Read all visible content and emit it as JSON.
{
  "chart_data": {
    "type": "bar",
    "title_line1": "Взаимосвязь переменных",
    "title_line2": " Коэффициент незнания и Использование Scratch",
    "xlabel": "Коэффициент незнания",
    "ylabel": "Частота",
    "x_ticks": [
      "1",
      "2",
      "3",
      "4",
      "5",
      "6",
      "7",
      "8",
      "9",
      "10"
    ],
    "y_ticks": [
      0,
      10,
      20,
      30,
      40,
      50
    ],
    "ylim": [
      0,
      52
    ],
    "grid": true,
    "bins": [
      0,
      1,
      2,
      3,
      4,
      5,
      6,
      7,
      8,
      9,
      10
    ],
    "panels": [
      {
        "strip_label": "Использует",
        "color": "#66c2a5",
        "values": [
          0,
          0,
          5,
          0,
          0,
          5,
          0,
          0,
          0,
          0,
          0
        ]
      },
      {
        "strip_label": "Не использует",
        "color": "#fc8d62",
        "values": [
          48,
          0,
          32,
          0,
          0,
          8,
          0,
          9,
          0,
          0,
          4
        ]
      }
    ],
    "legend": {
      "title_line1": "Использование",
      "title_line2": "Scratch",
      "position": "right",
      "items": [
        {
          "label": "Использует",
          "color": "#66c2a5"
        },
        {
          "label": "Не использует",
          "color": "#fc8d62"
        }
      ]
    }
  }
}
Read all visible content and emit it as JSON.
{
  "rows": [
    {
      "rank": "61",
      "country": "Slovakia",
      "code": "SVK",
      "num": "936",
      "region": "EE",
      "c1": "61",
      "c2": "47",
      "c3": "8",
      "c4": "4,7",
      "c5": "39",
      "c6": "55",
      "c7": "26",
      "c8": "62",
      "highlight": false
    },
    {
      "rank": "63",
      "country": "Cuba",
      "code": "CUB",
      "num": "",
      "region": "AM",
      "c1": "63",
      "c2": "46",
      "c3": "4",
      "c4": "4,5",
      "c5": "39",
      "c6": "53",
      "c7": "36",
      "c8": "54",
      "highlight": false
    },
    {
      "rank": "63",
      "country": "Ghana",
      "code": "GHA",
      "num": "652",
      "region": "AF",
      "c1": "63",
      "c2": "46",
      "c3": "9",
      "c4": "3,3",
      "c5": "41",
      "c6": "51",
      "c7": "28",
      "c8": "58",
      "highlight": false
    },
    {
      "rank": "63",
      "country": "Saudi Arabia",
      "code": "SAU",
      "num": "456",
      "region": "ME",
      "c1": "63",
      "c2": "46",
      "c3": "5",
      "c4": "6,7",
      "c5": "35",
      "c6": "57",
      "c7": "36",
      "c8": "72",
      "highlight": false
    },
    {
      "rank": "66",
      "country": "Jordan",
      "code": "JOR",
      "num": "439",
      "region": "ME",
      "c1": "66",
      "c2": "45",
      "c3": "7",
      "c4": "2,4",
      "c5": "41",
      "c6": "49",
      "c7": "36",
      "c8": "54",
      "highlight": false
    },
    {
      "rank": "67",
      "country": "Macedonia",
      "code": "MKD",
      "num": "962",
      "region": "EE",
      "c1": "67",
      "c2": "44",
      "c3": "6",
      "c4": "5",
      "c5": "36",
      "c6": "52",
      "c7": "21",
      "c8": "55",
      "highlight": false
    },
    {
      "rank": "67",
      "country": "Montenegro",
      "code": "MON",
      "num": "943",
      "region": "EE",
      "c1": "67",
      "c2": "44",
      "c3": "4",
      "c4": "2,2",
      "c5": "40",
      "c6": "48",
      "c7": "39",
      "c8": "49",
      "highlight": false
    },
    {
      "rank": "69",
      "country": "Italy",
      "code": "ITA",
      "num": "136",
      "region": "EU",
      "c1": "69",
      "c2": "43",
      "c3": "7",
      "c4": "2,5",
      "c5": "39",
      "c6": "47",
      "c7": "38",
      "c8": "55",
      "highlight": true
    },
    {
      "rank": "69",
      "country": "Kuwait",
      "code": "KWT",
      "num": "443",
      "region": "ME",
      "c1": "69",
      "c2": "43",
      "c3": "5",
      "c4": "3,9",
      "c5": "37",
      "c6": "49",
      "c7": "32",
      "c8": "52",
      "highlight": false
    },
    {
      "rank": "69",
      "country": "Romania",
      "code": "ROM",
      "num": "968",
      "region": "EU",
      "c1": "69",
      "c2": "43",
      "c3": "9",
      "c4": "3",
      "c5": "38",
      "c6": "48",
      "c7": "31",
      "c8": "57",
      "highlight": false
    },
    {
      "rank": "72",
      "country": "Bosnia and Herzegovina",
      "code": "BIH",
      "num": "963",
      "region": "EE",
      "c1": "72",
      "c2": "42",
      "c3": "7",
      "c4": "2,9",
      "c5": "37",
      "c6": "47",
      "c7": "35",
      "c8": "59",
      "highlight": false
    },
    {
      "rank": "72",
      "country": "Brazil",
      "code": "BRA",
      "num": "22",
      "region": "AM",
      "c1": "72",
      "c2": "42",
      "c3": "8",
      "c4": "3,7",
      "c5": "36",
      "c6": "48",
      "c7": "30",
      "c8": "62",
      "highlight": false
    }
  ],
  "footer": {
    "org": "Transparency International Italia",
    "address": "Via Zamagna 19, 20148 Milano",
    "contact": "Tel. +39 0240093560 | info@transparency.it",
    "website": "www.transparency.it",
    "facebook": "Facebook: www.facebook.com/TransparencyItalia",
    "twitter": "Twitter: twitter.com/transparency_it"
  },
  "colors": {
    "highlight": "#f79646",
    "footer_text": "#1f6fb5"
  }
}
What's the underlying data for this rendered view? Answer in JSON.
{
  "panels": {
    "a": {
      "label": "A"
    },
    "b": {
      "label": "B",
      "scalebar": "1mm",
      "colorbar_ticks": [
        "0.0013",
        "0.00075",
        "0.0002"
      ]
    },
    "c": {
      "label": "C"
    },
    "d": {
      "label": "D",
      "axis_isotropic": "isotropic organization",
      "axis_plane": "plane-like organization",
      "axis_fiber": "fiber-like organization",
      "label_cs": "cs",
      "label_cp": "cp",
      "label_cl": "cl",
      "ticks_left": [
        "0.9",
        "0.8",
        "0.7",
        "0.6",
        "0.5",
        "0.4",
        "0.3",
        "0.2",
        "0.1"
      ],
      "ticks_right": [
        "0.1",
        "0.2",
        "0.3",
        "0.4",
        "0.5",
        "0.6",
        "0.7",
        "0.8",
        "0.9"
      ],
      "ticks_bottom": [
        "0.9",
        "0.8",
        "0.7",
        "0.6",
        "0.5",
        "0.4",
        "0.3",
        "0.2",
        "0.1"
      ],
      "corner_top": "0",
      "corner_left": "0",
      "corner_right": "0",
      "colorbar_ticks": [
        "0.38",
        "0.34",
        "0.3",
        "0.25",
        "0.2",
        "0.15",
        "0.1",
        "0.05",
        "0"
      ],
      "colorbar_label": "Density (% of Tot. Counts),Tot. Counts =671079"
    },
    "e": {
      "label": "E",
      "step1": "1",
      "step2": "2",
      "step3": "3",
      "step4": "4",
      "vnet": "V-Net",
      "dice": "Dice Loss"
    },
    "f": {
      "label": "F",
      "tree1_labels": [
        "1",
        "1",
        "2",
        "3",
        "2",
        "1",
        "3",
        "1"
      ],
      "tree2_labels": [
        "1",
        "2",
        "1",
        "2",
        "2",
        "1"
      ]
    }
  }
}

++++

**Work required:** Return all lines containing the word "organization".

**Answer to this problem:**
      "axis_isotropic": "isotropic organization",
      "axis_plane": "plane-like organization",
      "axis_fiber": "fiber-like organization",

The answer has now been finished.